#### Records supplied ####

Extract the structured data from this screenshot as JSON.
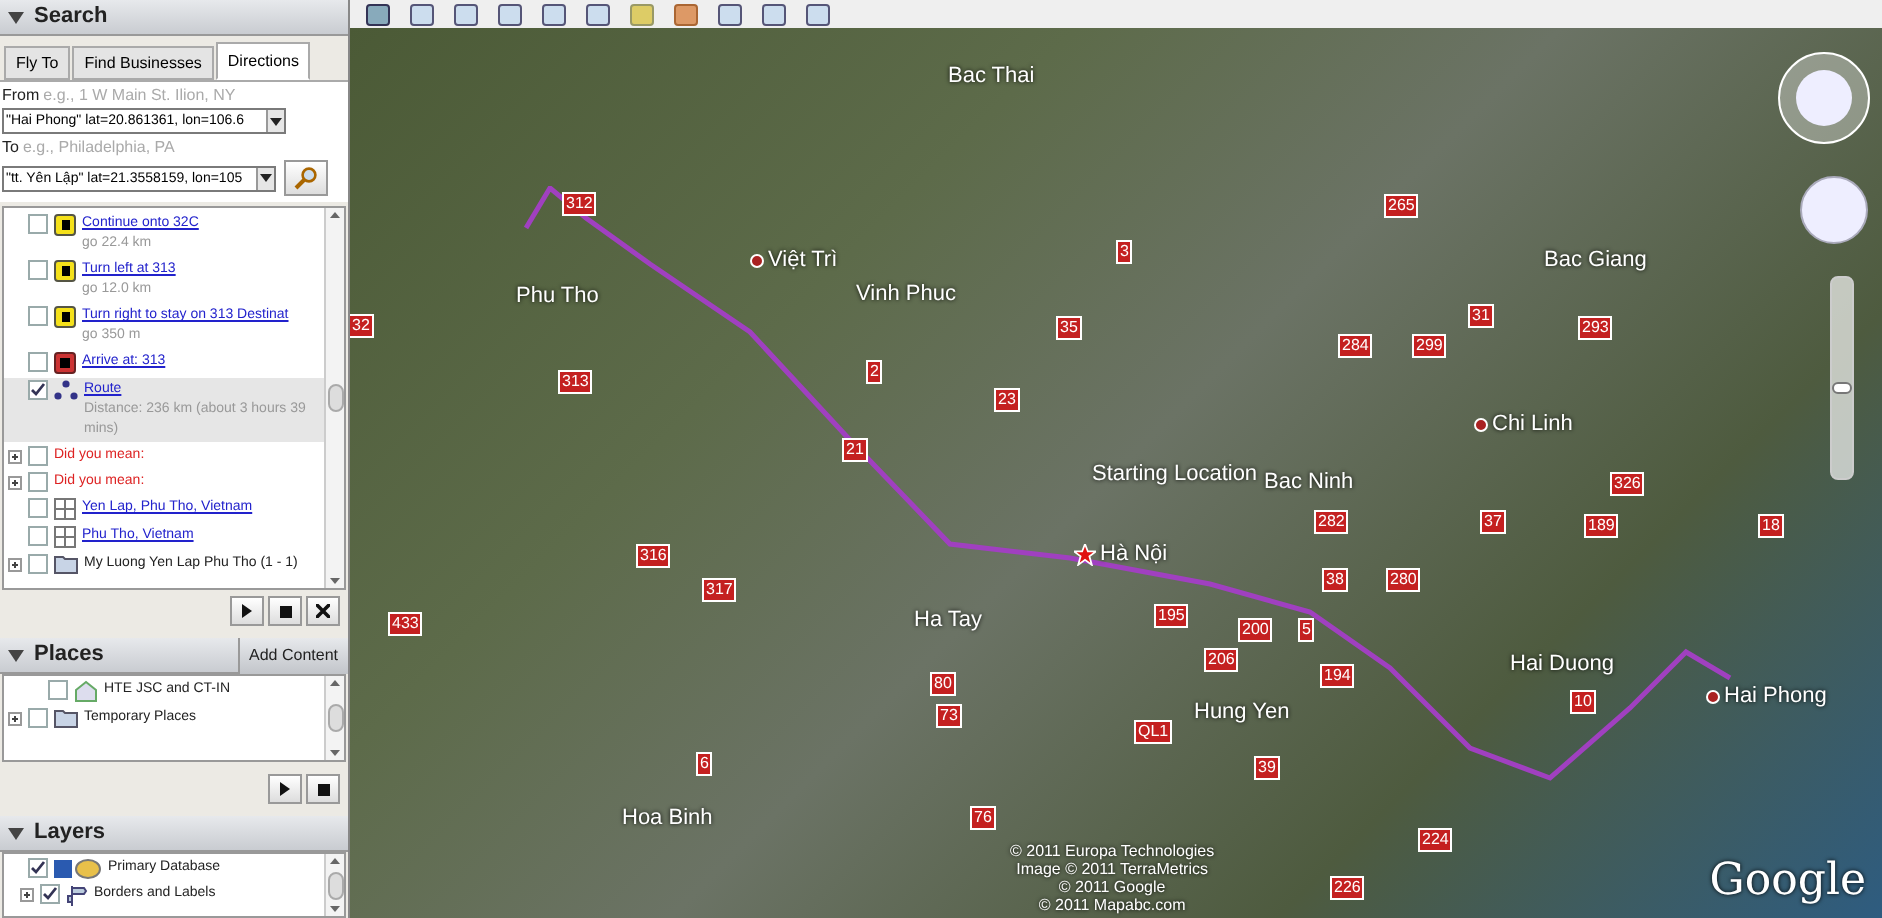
{
  "search": {
    "title": "Search",
    "tabs": [
      {
        "label": "Fly To",
        "selected": false
      },
      {
        "label": "Find Businesses",
        "selected": false
      },
      {
        "label": "Directions",
        "selected": true
      }
    ],
    "from": {
      "label": "From",
      "hint": "e.g., 1 W Main St. Ilion, NY",
      "value": "\"Hai Phong\" lat=20.861361, lon=106.6"
    },
    "to": {
      "label": "To",
      "hint": "e.g., Philadelphia, PA",
      "value": "\"tt. Yên Lập\" lat=21.3558159, lon=105"
    },
    "items": [
      {
        "kind": "step",
        "text": "Continue onto 32C",
        "detail": "go 22.4 km",
        "checked": false
      },
      {
        "kind": "step",
        "text": "Turn left at 313",
        "detail": "go 12.0 km",
        "checked": false
      },
      {
        "kind": "step",
        "text": "Turn right to stay on 313 Destinat",
        "detail": "go 350 m",
        "checked": false
      },
      {
        "kind": "arrive",
        "text": "Arrive at: 313",
        "checked": false
      },
      {
        "kind": "route",
        "text": "Route",
        "detail": "Distance: 236 km (about 3 hours 39 mins)",
        "checked": true,
        "selected": true
      },
      {
        "kind": "suggestion",
        "text": "Did you mean:",
        "checked": false
      },
      {
        "kind": "suggestion",
        "text": "Did you mean:",
        "checked": false
      },
      {
        "kind": "result",
        "text": "Yen Lap, Phu Tho, Vietnam",
        "checked": false
      },
      {
        "kind": "result",
        "text": "Phu Tho, Vietnam",
        "checked": false
      },
      {
        "kind": "folder",
        "text": "My Luong Yen Lap Phu Tho (1 - 1)",
        "checked": false
      }
    ]
  },
  "places": {
    "title": "Places",
    "add_button": "Add Content",
    "items": [
      {
        "kind": "place",
        "text": "HTE JSC and CT-IN",
        "checked": false
      },
      {
        "kind": "folder",
        "text": "Temporary Places",
        "checked": false
      }
    ]
  },
  "layers": {
    "title": "Layers",
    "items": [
      {
        "kind": "database",
        "text": "Primary Database",
        "checked": true
      },
      {
        "kind": "labels",
        "text": "Borders and Labels",
        "checked": true
      }
    ]
  },
  "map": {
    "places": [
      "Bac Thai",
      "Việt Trì",
      "Vinh Phuc",
      "Phu Tho",
      "Bac Giang",
      "Chi Linh",
      "Starting Location",
      "Bac Ninh",
      "Hà Nội",
      "Ha Tay",
      "Hung Yen",
      "Hai Duong",
      "Hai Phong",
      "Hoa Binh"
    ],
    "roads": [
      "312",
      "3",
      "265",
      "32",
      "35",
      "2",
      "31",
      "293",
      "284",
      "299",
      "313",
      "23",
      "326",
      "21",
      "282",
      "37",
      "189",
      "18",
      "316",
      "317",
      "38",
      "280",
      "433",
      "195",
      "200",
      "5",
      "206",
      "194",
      "80",
      "73",
      "10",
      "QL1",
      "39",
      "6",
      "76",
      "224",
      "226"
    ],
    "attribution": [
      "© 2011 Europa Technologies",
      "Image © 2011 TerraMetrics",
      "© 2011 Google",
      "© 2011 Mapabc.com"
    ],
    "logo": "Google",
    "zoom": {
      "level": 0.45
    }
  }
}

####

Transcribe all the data word for word; the images stay out.

Extract the structured data from this screenshot as JSON.
{
  "search": {
    "title": "Search",
    "tabs": [
      {
        "label": "Fly To",
        "selected": false
      },
      {
        "label": "Find Businesses",
        "selected": false
      },
      {
        "label": "Directions",
        "selected": true
      }
    ],
    "from": {
      "label": "From",
      "hint": "e.g., 1 W Main St. Ilion, NY",
      "value": "\"Hai Phong\" lat=20.861361, lon=106.6"
    },
    "to": {
      "label": "To",
      "hint": "e.g., Philadelphia, PA",
      "value": "\"tt. Yên Lập\" lat=21.3558159, lon=105"
    },
    "items": [
      {
        "kind": "step",
        "text": "Continue onto 32C",
        "detail": "go 22.4 km",
        "checked": false
      },
      {
        "kind": "step",
        "text": "Turn left at 313",
        "detail": "go 12.0 km",
        "checked": false
      },
      {
        "kind": "step",
        "text": "Turn right to stay on 313 Destinat",
        "detail": "go 350 m",
        "checked": false
      },
      {
        "kind": "arrive",
        "text": "Arrive at: 313",
        "checked": false
      },
      {
        "kind": "route",
        "text": "Route",
        "detail": "Distance: 236 km (about 3 hours 39 mins)",
        "checked": true,
        "selected": true
      },
      {
        "kind": "suggestion",
        "text": "Did you mean:",
        "checked": false
      },
      {
        "kind": "suggestion",
        "text": "Did you mean:",
        "checked": false
      },
      {
        "kind": "result",
        "text": "Yen Lap, Phu Tho, Vietnam",
        "checked": false
      },
      {
        "kind": "result",
        "text": "Phu Tho, Vietnam",
        "checked": false
      },
      {
        "kind": "folder",
        "text": "My Luong Yen Lap Phu Tho (1 - 1)",
        "checked": false
      }
    ]
  },
  "places": {
    "title": "Places",
    "add_button": "Add Content",
    "items": [
      {
        "kind": "place",
        "text": "HTE JSC and CT-IN",
        "checked": false
      },
      {
        "kind": "folder",
        "text": "Temporary Places",
        "checked": false
      }
    ]
  },
  "layers": {
    "title": "Layers",
    "items": [
      {
        "kind": "database",
        "text": "Primary Database",
        "checked": true
      },
      {
        "kind": "labels",
        "text": "Borders and Labels",
        "checked": true
      }
    ]
  },
  "map": {
    "places": [
      "Bac Thai",
      "Việt Trì",
      "Vinh Phuc",
      "Phu Tho",
      "Bac Giang",
      "Chi Linh",
      "Starting Location",
      "Bac Ninh",
      "Hà Nội",
      "Ha Tay",
      "Hung Yen",
      "Hai Duong",
      "Hai Phong",
      "Hoa Binh"
    ],
    "roads": [
      "312",
      "3",
      "265",
      "32",
      "35",
      "2",
      "31",
      "293",
      "284",
      "299",
      "313",
      "23",
      "326",
      "21",
      "282",
      "37",
      "189",
      "18",
      "316",
      "317",
      "38",
      "280",
      "433",
      "195",
      "200",
      "5",
      "206",
      "194",
      "80",
      "73",
      "10",
      "QL1",
      "39",
      "6",
      "76",
      "224",
      "226"
    ],
    "attribution": [
      "© 2011 Europa Technologies",
      "Image © 2011 TerraMetrics",
      "© 2011 Google",
      "© 2011 Mapabc.com"
    ],
    "logo": "Google",
    "zoom": {
      "level": 0.45
    }
  }
}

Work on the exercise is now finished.